*GIVEN TEXT*:
▼▼▼

Through the review of existing relevant studies, it can be seen that scholars have conducted many beneficial studies on the measurement of agricultural low-carbon efficiency, spatio-temporal heterogeneity, and the impact of urbanization on agricultural low-carbon efficiency, which is of reference significance to this paper. However, there are still the following deficiencies: First, in terms of the measurement of agricultural low-carbon efficiency, most studies only use the total output value of agriculture, forestry, animal husbandry and fishery as the expected output to build the index system. However, since agriculture has the double effect of carbon emission and carbon sink, crops will also absorb a large amount of carbon dioxide through photosynthesis during their growth process, this paper adds the agricultural carbon sink index as the expected output on this basis. Make the measurement of low-carbon efficiency of agriculture more accurate; Second, most of the current studies on agricultural low-carbon efficiency focus on the national and provincial (city) level, with 31 provinces and regions as the research objects. Few scholars have conducted studies on geographical units such as river basins with more consistent internal characteristics and agricultural production conditions, and there are relatively few studies on agricultural low-carbon efficiency around the Yellow River Basin. Third, existing studies mainly focus on the impact of urbanization on carbon emissions, and few studies on the impact of urbanization on low-carbon agricultural efficiency. In addition, there are positive promoting effects, negative inhibiting effects and nonlinear effects in the research conclusions, which are quite different and need to be further explored.

Based on this, this paper uses the panel data of 75 cities in the Yellow River Basin from 2000 to 2020, uses super-DEA model to measure agricultural low-carbon efficiency, and establishes three-dimensional kernel density model and Markov chain model to analyze the spatio-temporal evolution characteristics of agricultural low-carbon efficiency in the Yellow River Basin. The panel Tobit model was used to explore the relationship between urbanization and agricultural low-carbon efficiency, in order to provide references for promoting the improvement of agricultural low-carbon efficiency and promoting high-quality agricultural development in the Yellow River Basin.

2. Influence mechanism of urbanization on low-carbon efficiency of agriculture

Urbanization refers to the process of population transfer from rural areas to urban areas with better living conditions and more employment opportunities. In this paper, the proportion of permanent urban population in the total population of a region is used to represent the level of regional urbanization. The influence mechanism of urbanization level on agricultural low-carbon efficiency can be mainly divided into positive and negative aspects:

First, urbanization has a significant role in promoting the low-carbon efficiency of agriculture. On the one hand, the improvement of urbanization level drives the increase of the proportion of secondary and tertiary industries, thus promoting the transfer of rural surplus labor force, improving the efficiency of agricultural land use and labor marginal output [19], promoting the specialization of agricultural development and the moderation of production scale [20], and thus improving the low-carbon efficiency of agriculture.On the other hand, the improvement of urbanization level will lead to the gathering of a large number of high-quality labor population in cities and towns, which will transform the original agricultural producers into agricultural consumers, greatly increase the demand for high-quality life quality and agricultural products, and further promote the transformation of agricultural production mode from traditional extensive production to new green production [21].Promote low-carbon efficiency in agriculture.In addition, the rapid development of urbanization will also lead to the continuous reduction of agricultural arable land, but in the long run, the gradual return of urban capital to the countryside will also be conducive to agricultural intensive and large-scale production and reduce production costs. At the same time, a large number of urban capital flows into rural areas, bringing advanced production technology and management concepts to rural areas, promoting the development of agricultural technology and agricultural machinery, improving production conditions, thereby reducing resource waste, promoting the improvement of rural economic and ecological benefits, and contributing to the improvement of low-carbon agricultural efficiency [22].

▲▲▲

Could you carry on the text about urbanization and agricultural low-carbon efficiency in the Yellow River Basin, starting right after its last sentence?

*DATASET SECTION*:
▼▼▼

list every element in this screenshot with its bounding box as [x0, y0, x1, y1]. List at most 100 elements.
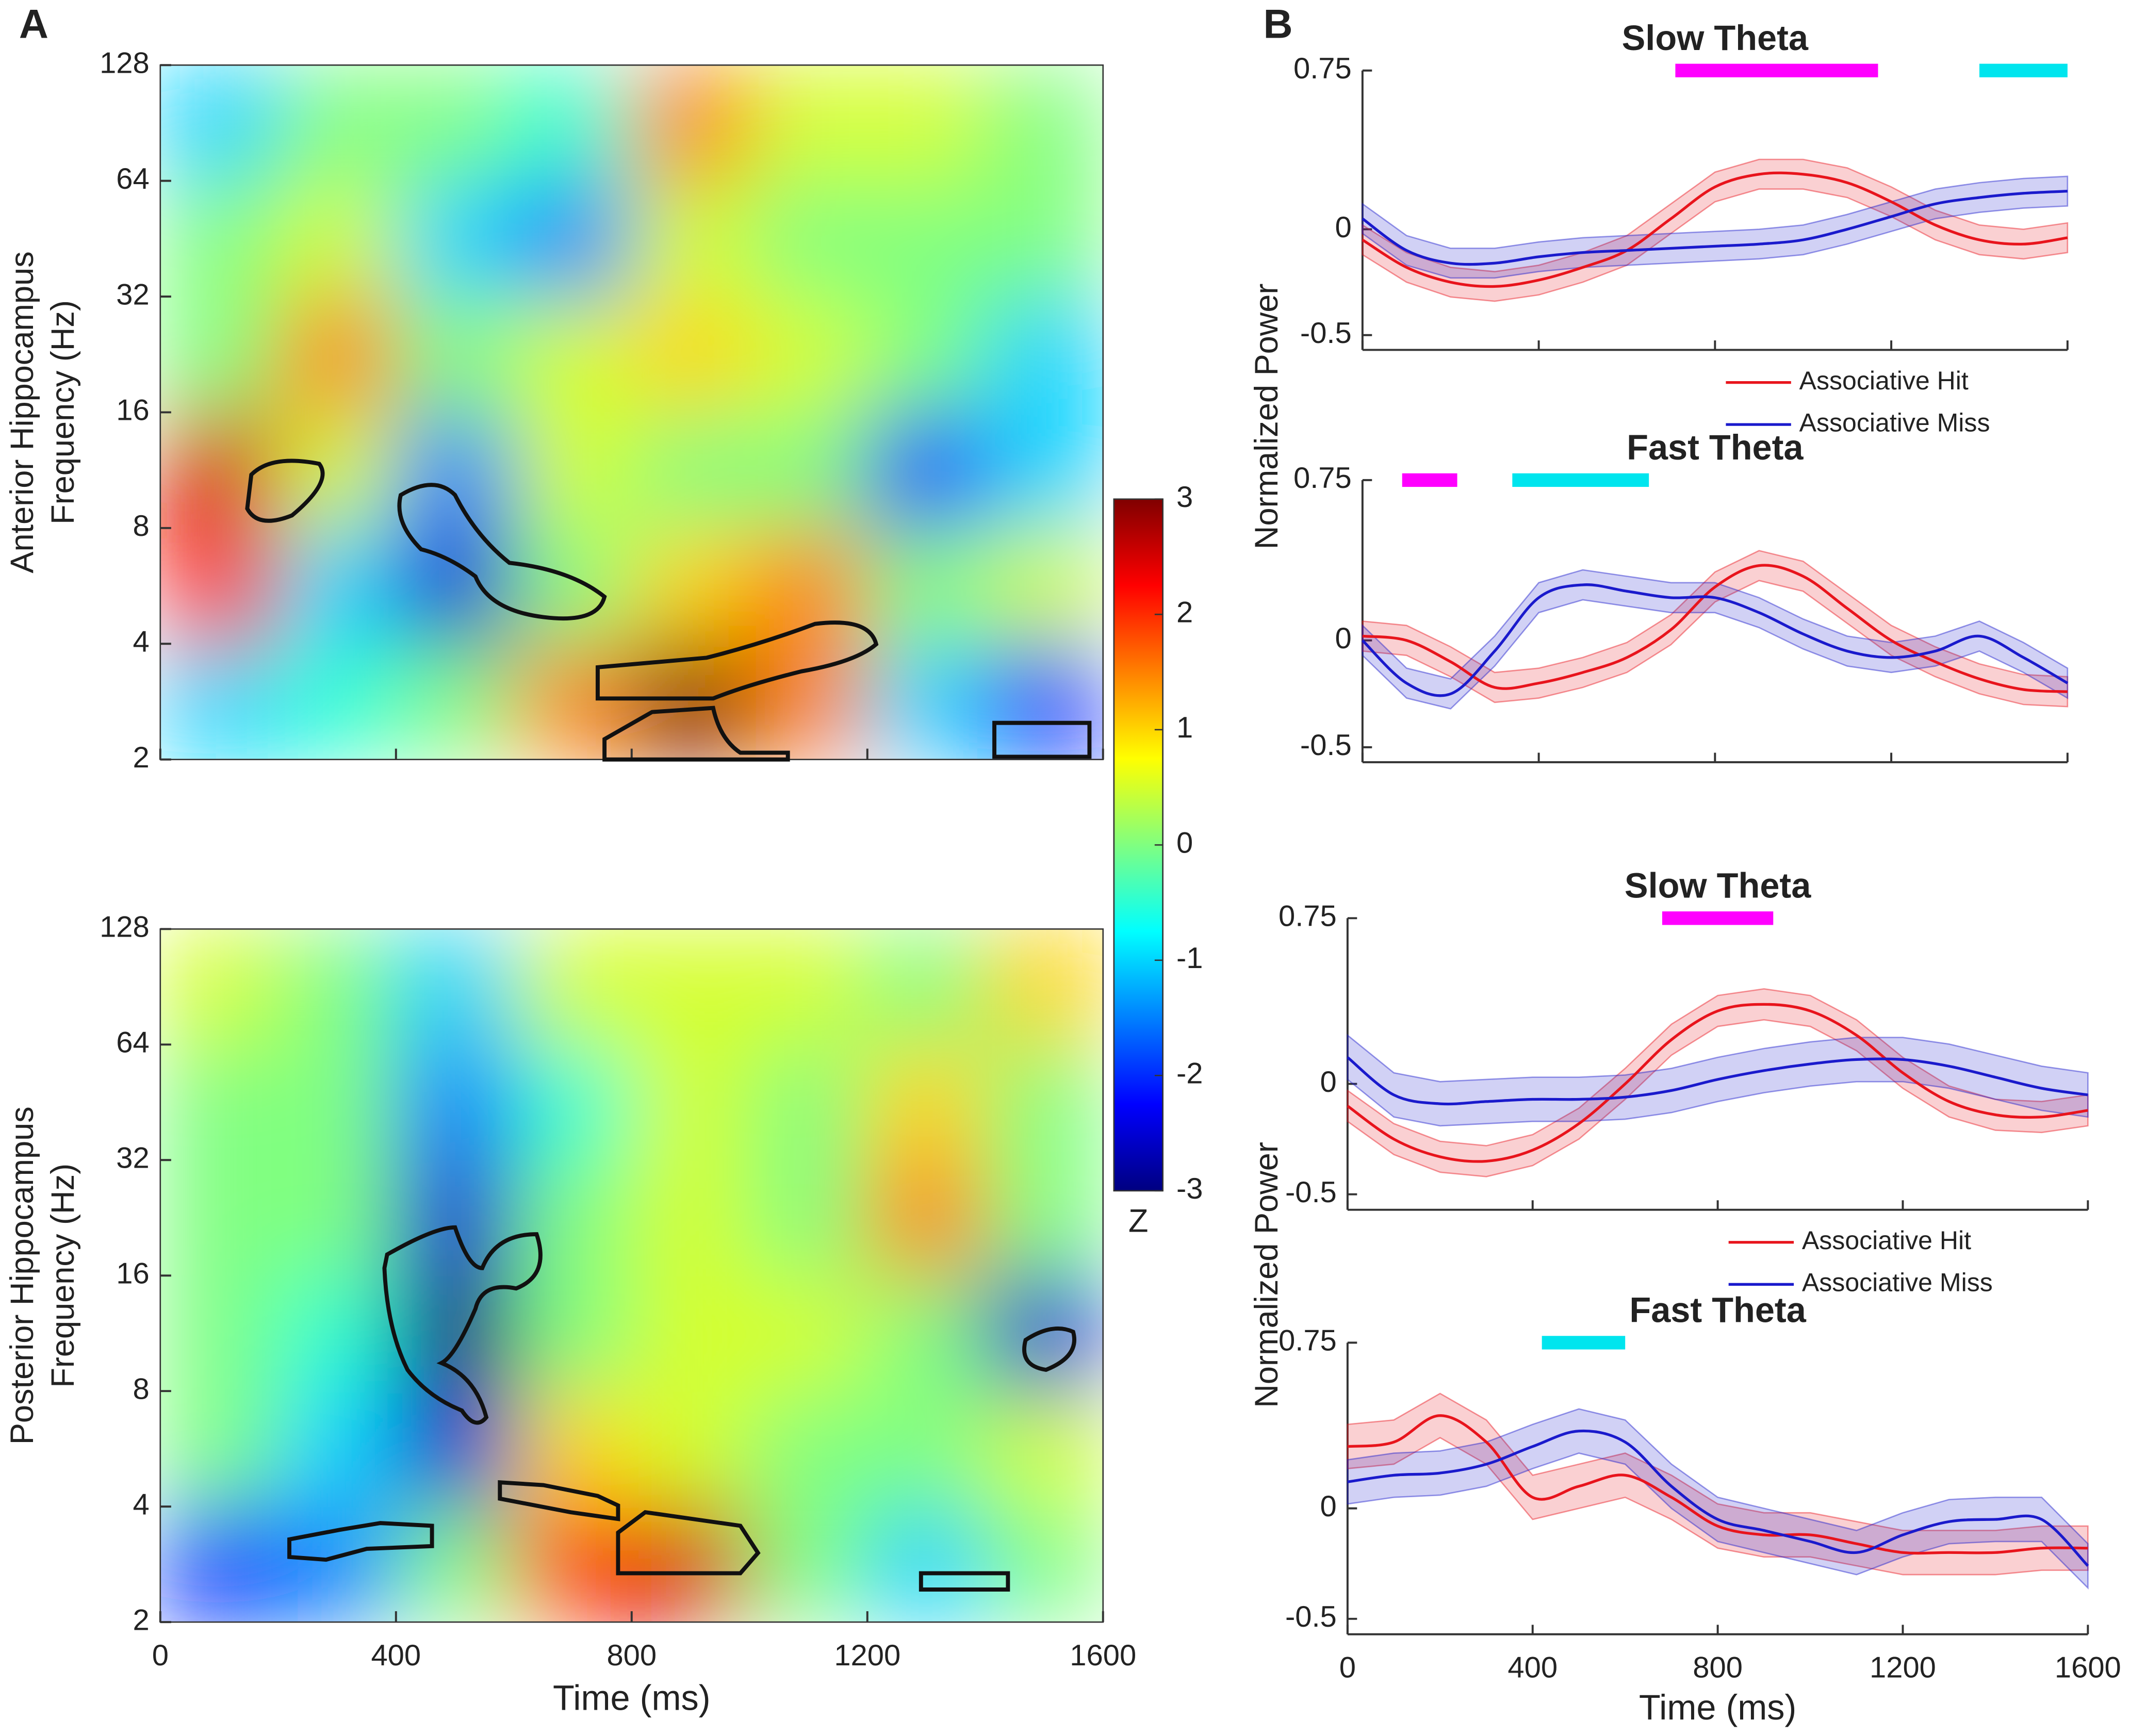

▲▲▲

*RESULT FOR THIS TASK*:
Second, urbanization has a significant inhibitory effect on the low-carbon efficiency of agriculture. On the one hand, the improvement of urbanization level makes a large number of rural labor force transfer to cities, and most of the transferred people are young and middle-aged people with a certain level of education and relatively high quality. Therefore, rural areas are faced with the situation of labor force aging, feminization and part-time employment [23]. Farmers are encouraged to increase the intensity of use of agricultural machinery and the use of agricultural materials such as pesticides and fertilizers to avoid agricultural production reduction [24], resulting in increased carbon emissions. In addition, a large amount of land may be abandoned or divided into urban construction land, thus inhibiting the improvement of low-carbon efficiency of agriculture.On the other hand, the non-agricultural employment of a large number of rural people has increased the per capita income, and their living and consumption patterns are also changing. The expansion of urban population increases the demand for high-carbon agricultural products such as meat, eggs and milk, resulting in a large amount of agricultural carbon emissions, which has a negative impact on the low-carbon efficiency of agriculture.

To sum up, urbanization has both promoting and inhibiting effects on the low-carbon efficiency of agriculture, and which specific effect plays a leading role needs to be further explored.

Figure 1. Influence mechanism of urbanization and low-carbon efficiency of agriculture.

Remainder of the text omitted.